### WORK TO COMPLETE:
Copy each line containing the word "आयकर" from the records that follow, please.

(Data extracted from a collection)
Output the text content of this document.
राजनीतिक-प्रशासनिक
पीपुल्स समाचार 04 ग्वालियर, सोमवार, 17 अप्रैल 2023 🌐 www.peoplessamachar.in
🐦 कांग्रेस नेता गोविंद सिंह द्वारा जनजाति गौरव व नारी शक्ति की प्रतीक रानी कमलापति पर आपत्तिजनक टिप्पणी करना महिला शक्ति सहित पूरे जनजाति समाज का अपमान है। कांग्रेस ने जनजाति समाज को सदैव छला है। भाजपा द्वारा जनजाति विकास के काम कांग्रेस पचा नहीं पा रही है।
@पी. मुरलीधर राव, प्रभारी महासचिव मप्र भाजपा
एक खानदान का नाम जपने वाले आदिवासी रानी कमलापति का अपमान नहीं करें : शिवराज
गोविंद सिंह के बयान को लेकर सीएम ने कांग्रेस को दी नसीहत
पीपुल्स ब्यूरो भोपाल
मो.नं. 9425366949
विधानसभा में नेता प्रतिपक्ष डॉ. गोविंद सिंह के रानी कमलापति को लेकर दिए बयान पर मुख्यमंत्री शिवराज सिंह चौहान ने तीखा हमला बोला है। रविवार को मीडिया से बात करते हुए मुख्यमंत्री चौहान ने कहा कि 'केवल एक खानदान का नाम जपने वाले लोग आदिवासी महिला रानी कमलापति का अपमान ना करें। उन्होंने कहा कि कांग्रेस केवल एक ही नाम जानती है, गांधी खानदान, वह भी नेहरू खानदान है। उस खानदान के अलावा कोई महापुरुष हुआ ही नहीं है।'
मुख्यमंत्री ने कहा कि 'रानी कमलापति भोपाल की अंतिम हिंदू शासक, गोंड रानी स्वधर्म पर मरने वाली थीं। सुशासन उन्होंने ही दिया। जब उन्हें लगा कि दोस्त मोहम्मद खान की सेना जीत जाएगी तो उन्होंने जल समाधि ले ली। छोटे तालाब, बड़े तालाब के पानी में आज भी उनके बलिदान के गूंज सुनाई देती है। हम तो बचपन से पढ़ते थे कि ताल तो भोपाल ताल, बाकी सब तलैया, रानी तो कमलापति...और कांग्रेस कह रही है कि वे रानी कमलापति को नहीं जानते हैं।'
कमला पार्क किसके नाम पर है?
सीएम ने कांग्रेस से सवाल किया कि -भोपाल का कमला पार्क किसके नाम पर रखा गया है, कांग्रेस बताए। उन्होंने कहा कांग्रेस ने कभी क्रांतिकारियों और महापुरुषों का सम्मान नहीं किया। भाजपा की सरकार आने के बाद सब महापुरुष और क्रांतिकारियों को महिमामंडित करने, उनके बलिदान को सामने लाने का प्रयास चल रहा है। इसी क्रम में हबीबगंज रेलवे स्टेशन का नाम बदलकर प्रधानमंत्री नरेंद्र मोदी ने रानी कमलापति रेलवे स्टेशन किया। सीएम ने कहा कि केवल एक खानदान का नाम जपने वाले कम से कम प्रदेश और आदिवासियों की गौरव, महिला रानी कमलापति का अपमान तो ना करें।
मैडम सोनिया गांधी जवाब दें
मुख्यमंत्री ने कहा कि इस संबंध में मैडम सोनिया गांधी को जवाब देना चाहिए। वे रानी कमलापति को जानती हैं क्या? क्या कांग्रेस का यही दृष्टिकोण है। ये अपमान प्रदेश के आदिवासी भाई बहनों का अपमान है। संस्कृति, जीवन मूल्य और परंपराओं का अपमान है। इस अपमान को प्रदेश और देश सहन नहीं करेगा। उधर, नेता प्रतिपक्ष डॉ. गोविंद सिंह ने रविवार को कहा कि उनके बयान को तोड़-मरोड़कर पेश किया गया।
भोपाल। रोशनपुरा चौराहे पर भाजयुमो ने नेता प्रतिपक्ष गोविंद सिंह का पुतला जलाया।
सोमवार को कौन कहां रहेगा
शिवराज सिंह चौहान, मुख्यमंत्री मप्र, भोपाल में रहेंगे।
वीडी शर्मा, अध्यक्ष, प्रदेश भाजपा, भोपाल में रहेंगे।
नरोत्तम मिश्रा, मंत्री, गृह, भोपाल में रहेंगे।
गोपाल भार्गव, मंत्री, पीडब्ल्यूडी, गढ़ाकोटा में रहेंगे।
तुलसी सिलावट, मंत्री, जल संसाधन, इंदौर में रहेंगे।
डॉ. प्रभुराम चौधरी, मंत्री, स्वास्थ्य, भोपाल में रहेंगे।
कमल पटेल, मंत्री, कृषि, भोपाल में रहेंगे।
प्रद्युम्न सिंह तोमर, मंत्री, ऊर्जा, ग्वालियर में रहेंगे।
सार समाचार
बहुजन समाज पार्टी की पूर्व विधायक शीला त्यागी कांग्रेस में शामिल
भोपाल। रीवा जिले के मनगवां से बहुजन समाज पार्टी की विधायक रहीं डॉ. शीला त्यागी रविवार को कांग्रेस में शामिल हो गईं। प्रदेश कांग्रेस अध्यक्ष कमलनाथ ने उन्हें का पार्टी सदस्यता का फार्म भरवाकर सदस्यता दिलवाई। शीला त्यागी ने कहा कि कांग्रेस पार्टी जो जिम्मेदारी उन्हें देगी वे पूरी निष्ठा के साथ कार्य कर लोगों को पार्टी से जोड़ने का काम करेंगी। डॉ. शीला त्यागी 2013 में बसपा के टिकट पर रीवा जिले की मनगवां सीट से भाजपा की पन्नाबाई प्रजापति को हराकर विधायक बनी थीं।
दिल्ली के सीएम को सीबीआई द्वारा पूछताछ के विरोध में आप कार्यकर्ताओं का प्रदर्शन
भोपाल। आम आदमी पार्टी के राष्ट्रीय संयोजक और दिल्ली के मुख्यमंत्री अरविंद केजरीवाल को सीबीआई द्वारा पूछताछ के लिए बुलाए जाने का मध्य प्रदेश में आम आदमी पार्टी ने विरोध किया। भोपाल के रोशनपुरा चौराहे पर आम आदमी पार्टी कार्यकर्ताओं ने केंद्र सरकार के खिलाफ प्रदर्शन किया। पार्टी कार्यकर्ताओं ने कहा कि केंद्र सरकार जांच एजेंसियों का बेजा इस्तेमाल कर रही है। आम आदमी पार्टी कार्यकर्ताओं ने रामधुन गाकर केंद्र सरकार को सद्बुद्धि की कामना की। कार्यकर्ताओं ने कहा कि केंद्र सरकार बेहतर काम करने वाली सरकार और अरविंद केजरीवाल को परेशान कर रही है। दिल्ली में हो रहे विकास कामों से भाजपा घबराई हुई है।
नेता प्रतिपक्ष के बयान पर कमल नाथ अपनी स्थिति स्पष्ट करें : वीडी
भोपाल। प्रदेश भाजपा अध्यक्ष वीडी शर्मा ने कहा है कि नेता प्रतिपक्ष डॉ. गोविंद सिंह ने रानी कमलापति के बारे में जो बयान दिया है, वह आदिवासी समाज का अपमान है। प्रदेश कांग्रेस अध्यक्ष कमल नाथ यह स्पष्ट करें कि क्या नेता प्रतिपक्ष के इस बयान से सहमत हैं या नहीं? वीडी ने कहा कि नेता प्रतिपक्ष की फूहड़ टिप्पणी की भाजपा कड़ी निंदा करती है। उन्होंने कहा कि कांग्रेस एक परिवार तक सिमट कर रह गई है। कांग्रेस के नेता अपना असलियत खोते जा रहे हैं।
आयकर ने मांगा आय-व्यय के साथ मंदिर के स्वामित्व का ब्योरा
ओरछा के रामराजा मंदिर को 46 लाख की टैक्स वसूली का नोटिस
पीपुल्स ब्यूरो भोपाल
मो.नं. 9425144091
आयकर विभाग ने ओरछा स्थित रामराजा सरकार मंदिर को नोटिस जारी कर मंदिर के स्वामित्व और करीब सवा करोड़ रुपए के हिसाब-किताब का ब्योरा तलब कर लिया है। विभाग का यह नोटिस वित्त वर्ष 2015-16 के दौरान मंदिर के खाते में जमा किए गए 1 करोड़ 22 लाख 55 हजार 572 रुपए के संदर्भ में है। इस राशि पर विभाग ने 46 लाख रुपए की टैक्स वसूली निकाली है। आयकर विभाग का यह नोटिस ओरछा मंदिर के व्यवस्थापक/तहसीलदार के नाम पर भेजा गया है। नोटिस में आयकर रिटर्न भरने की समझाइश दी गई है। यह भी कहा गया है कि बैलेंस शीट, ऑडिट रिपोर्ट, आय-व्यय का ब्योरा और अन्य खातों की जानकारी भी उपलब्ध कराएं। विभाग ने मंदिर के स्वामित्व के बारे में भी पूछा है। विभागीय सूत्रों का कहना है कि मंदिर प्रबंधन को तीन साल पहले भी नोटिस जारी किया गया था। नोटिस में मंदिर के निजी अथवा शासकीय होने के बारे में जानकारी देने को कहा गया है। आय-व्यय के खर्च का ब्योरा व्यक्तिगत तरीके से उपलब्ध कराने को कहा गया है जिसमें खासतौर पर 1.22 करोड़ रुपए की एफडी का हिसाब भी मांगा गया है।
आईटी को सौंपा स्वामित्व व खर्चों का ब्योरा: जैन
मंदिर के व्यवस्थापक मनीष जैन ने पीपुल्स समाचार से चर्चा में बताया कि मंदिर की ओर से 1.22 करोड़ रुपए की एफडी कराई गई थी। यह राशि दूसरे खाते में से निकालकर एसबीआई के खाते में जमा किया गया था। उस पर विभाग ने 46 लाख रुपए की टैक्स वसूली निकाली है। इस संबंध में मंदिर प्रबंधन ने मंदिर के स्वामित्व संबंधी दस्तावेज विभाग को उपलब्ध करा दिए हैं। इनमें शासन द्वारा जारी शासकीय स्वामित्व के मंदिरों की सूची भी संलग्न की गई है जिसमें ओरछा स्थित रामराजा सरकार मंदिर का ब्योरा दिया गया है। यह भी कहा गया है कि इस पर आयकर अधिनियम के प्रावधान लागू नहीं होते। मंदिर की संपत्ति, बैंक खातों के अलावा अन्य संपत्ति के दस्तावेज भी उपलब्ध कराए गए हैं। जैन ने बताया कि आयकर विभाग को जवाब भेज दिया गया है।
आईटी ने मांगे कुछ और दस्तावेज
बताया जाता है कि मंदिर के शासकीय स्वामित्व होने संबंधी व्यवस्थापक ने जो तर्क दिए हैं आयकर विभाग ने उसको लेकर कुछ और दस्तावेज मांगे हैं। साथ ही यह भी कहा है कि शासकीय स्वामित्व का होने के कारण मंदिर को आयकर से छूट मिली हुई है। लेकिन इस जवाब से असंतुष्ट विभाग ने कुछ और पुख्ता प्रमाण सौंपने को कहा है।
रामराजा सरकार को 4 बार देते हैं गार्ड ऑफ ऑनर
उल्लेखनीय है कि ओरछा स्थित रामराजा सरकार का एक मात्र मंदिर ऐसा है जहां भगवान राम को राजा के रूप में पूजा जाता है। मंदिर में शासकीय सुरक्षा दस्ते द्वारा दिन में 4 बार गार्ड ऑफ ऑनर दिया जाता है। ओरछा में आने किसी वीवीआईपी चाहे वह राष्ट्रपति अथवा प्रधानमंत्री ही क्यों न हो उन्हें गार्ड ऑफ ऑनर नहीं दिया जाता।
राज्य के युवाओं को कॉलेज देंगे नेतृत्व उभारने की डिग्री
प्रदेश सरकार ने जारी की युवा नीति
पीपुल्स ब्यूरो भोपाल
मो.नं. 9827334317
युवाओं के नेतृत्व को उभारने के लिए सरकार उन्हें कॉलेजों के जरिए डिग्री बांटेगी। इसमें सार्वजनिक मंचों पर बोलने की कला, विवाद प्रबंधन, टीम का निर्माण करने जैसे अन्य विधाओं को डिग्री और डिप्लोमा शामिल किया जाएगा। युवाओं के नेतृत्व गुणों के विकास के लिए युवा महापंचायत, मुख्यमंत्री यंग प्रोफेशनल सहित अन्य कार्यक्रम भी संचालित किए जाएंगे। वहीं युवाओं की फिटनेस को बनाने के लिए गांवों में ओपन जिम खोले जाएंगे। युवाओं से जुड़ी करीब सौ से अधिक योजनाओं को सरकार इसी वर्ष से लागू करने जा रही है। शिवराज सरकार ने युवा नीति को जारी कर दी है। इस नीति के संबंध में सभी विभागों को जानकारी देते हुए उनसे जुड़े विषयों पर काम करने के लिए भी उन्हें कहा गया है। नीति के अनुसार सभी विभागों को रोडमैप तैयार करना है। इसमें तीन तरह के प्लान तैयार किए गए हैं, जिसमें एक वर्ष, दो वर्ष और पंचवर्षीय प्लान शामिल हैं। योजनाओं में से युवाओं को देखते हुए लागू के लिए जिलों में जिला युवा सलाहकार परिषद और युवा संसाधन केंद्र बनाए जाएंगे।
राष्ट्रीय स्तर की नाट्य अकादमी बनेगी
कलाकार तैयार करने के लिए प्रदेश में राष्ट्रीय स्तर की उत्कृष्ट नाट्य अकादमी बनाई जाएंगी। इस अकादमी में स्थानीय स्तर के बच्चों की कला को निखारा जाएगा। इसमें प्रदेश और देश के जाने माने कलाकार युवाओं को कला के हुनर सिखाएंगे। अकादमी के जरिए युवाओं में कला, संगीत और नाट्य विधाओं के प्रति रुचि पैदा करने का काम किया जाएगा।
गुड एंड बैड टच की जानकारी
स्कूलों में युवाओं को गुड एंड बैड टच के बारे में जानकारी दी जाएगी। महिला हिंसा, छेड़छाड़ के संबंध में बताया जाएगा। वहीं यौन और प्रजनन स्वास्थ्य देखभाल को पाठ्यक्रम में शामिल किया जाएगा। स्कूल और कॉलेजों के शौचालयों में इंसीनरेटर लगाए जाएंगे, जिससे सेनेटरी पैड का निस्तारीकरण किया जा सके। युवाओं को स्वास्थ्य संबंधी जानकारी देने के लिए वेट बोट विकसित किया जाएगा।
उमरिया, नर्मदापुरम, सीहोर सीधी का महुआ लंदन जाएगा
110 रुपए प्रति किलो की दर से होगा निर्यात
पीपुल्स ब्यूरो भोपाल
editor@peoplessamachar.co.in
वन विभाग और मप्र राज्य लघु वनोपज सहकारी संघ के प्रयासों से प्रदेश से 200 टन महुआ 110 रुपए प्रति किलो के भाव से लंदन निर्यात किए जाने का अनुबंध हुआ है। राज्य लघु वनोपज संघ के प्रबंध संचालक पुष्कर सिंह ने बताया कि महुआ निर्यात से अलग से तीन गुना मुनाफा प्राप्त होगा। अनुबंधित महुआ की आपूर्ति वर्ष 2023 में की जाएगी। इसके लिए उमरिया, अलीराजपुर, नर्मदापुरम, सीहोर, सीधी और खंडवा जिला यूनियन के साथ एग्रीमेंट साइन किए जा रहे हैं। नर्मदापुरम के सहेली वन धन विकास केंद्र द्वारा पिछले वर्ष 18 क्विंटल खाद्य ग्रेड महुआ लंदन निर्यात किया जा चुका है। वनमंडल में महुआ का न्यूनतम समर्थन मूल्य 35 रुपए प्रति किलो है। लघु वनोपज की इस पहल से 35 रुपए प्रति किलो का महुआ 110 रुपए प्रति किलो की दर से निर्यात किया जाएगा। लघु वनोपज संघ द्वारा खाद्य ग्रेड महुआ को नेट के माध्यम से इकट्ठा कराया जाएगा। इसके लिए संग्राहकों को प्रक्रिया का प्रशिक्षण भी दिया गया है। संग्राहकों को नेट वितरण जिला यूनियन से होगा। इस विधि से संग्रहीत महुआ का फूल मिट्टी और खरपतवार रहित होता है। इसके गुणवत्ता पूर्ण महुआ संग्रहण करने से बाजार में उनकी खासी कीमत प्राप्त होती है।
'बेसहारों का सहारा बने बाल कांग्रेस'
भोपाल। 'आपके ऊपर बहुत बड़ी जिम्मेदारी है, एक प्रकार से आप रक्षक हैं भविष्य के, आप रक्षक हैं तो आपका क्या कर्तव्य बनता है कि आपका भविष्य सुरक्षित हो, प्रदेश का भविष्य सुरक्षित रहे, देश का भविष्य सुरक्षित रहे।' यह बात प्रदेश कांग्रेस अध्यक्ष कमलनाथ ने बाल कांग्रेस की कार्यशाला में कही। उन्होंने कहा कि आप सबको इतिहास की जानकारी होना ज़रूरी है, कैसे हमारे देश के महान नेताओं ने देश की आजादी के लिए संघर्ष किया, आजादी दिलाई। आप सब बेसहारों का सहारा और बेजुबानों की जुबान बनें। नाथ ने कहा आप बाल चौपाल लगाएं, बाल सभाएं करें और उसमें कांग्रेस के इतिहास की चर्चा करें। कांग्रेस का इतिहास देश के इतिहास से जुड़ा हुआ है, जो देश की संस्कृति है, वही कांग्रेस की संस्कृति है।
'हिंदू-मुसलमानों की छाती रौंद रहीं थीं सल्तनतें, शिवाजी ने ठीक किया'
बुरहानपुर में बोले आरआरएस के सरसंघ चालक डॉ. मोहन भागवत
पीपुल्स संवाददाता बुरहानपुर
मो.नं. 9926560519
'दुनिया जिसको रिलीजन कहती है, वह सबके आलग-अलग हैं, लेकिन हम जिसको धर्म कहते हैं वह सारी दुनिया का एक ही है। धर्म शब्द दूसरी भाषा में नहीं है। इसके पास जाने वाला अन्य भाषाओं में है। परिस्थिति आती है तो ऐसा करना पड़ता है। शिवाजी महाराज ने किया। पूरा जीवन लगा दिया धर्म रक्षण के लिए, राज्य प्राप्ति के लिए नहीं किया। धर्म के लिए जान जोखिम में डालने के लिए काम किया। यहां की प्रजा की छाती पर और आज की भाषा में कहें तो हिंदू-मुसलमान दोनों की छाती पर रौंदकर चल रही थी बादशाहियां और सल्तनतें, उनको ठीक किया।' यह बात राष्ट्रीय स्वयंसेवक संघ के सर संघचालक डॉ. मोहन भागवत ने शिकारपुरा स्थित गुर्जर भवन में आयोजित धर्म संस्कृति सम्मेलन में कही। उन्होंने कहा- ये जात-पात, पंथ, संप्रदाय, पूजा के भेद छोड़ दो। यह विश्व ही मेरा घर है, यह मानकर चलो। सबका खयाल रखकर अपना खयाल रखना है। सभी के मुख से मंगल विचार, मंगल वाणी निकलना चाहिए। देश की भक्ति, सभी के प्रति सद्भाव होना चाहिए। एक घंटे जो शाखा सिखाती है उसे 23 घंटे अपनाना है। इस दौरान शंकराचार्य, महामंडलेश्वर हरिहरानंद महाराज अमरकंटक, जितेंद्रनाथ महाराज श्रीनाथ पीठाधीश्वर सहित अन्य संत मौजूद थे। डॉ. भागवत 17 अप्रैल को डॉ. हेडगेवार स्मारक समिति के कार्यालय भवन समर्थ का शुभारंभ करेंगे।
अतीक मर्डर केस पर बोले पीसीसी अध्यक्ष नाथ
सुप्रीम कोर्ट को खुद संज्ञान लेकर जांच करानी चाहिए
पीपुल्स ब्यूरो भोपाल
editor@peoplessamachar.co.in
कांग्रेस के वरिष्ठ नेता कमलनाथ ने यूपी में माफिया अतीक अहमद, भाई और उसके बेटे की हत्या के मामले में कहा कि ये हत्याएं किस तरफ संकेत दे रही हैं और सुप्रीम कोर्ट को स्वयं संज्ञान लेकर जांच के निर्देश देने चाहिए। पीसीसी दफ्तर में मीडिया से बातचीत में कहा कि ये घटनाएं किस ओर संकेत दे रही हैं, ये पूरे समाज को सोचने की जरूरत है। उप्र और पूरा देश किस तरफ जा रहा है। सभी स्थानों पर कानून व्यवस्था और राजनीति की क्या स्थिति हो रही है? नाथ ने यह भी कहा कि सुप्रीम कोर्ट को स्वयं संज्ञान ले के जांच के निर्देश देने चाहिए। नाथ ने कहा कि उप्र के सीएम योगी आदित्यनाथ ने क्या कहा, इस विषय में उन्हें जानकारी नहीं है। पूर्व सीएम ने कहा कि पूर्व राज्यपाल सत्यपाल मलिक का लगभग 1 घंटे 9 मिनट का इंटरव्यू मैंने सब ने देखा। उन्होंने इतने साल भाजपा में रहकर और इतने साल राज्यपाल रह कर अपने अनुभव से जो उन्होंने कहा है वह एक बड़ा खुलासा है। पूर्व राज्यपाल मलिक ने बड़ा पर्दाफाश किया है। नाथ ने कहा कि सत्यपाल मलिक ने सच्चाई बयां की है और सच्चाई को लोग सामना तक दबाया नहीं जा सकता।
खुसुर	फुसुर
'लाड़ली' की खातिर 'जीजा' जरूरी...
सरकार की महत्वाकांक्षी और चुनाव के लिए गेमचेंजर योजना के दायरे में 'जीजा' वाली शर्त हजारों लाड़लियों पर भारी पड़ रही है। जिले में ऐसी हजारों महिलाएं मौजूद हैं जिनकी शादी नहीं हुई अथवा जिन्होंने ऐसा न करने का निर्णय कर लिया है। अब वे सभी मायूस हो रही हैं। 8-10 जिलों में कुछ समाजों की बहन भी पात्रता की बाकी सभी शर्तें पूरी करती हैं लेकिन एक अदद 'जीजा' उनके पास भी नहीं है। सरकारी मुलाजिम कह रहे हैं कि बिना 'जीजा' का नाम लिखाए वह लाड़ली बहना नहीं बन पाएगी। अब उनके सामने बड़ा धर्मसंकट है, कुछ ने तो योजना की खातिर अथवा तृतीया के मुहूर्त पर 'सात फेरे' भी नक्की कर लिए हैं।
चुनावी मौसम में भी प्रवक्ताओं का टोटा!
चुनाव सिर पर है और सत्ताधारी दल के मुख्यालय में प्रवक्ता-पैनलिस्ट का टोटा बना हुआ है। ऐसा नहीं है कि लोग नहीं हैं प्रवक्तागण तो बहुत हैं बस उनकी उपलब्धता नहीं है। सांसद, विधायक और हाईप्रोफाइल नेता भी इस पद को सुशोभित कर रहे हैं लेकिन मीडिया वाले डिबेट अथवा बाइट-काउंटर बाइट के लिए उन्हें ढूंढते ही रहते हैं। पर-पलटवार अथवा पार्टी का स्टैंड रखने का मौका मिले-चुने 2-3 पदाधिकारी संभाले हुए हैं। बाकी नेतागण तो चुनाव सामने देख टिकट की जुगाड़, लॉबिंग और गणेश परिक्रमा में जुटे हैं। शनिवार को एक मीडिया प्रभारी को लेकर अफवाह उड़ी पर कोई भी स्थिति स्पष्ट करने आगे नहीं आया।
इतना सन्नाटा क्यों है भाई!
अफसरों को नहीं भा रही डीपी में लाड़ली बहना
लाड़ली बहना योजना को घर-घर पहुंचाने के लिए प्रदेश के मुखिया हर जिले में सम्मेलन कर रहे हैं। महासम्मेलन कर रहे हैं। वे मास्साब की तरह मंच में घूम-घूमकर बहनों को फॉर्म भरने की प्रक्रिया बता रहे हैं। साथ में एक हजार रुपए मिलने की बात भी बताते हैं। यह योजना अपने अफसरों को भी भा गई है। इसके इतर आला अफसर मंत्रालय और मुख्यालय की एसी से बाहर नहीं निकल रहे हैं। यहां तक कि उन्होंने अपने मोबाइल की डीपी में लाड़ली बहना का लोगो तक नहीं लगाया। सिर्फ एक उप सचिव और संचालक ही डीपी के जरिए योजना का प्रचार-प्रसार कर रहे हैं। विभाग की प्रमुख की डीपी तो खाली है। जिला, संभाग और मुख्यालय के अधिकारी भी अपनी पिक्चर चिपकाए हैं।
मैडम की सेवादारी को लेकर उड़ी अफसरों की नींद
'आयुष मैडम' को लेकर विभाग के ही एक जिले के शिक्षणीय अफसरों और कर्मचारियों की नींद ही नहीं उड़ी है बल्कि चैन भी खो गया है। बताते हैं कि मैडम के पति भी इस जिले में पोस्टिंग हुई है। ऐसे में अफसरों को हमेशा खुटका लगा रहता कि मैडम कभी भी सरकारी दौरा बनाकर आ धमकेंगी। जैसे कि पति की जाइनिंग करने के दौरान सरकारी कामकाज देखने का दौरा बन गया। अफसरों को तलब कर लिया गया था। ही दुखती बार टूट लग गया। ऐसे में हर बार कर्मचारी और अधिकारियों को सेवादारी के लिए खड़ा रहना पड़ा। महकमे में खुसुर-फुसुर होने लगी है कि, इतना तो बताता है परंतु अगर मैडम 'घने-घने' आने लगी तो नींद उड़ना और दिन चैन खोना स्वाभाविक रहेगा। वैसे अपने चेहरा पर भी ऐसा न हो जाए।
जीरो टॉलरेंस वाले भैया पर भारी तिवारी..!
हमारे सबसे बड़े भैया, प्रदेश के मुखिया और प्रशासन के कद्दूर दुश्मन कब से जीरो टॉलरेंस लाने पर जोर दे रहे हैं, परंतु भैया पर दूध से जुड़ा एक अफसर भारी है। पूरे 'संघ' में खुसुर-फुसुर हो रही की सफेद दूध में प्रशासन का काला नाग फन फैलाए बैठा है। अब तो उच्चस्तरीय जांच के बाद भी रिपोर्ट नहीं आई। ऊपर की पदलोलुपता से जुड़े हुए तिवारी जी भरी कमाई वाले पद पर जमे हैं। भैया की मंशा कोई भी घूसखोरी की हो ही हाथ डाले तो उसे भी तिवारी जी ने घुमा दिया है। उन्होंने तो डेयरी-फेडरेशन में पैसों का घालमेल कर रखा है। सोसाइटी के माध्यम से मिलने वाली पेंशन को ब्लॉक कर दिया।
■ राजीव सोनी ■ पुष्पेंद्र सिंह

### TASK RESULT:
आयकर ने मांगा आय-व्यय के साथ मंदिर के स्वामित्व का ब्योरा
आयकर विभाग ने ओरछा स्थित रामराजा सरकार मंदिर को नोटिस जारी कर मंदिर के स्वामित्व और करीब सवा करोड़ रुपए के हिसाब-किताब का ब्योरा तलब कर लिया है। विभाग का यह नोटिस वित्त वर्ष 2015-16 के दौरान मंदिर के खाते में जमा किए गए 1 करोड़ 22 लाख 55 हजार 572 रुपए के संदर्भ में है। इस राशि पर विभाग ने 46 लाख रुपए की टैक्स वसूली निकाली है। आयकर विभाग का यह नोटिस ओरछा मंदिर के व्यवस्थापक/तहसीलदार के नाम पर भेजा गया है। नोटिस में आयकर रिटर्न भरने की समझाइश दी गई है। यह भी कहा गया है कि बैलेंस शीट, ऑडिट रिपोर्ट, आय-व्यय का ब्योरा और अन्य खातों की जानकारी भी उपलब्ध कराएं। विभाग ने मंदिर के स्वामित्व के बारे में भी पूछा है। विभागीय सूत्रों का कहना है कि मंदिर प्रबंधन को तीन साल पहले भी नोटिस जारी किया गया था। नोटिस में मंदिर के निजी अथवा शासकीय होने के बारे में जानकारी देने को कहा गया है। आय-व्यय के खर्च का ब्योरा व्यक्तिगत तरीके से उपलब्ध कराने को कहा गया है जिसमें खासतौर पर 1.22 करोड़ रुपए की एफडी का हिसाब भी मांगा गया है।
मंदिर के व्यवस्थापक मनीष जैन ने पीपुल्स समाचार से चर्चा में बताया कि मंदिर की ओर से 1.22 करोड़ रुपए की एफडी कराई गई थी। यह राशि दूसरे खाते में से निकालकर एसबीआई के खाते में जमा किया गया था। उस पर विभाग ने 46 लाख रुपए की टैक्स वसूली निकाली है। इस संबंध में मंदिर प्रबंधन ने मंदिर के स्वामित्व संबंधी दस्तावेज विभाग को उपलब्ध करा दिए हैं। इनमें शासन द्वारा जारी शासकीय स्वामित्व के मंदिरों की सूची भी संलग्न की गई है जिसमें ओरछा स्थित रामराजा सरकार मंदिर का ब्योरा दिया गया है। यह भी कहा गया है कि इस पर आयकर अधिनियम के प्रावधान लागू नहीं होते। मंदिर की संपत्ति, बैंक खातों के अलावा अन्य संपत्ति के दस्तावेज भी उपलब्ध कराए गए हैं। जैन ने बताया कि आयकर विभाग को जवाब भेज दिया गया है।
बताया जाता है कि मंदिर के शासकीय स्वामित्व होने संबंधी व्यवस्थापक ने जो तर्क दिए हैं आयकर विभाग ने उसको लेकर कुछ और दस्तावेज मांगे हैं। साथ ही यह भी कहा है कि शासकीय स्वामित्व का होने के कारण मंदिर को आयकर से छूट मिली हुई है। लेकिन इस जवाब से असंतुष्ट विभाग ने कुछ और पुख्ता प्रमाण सौंपने को कहा है।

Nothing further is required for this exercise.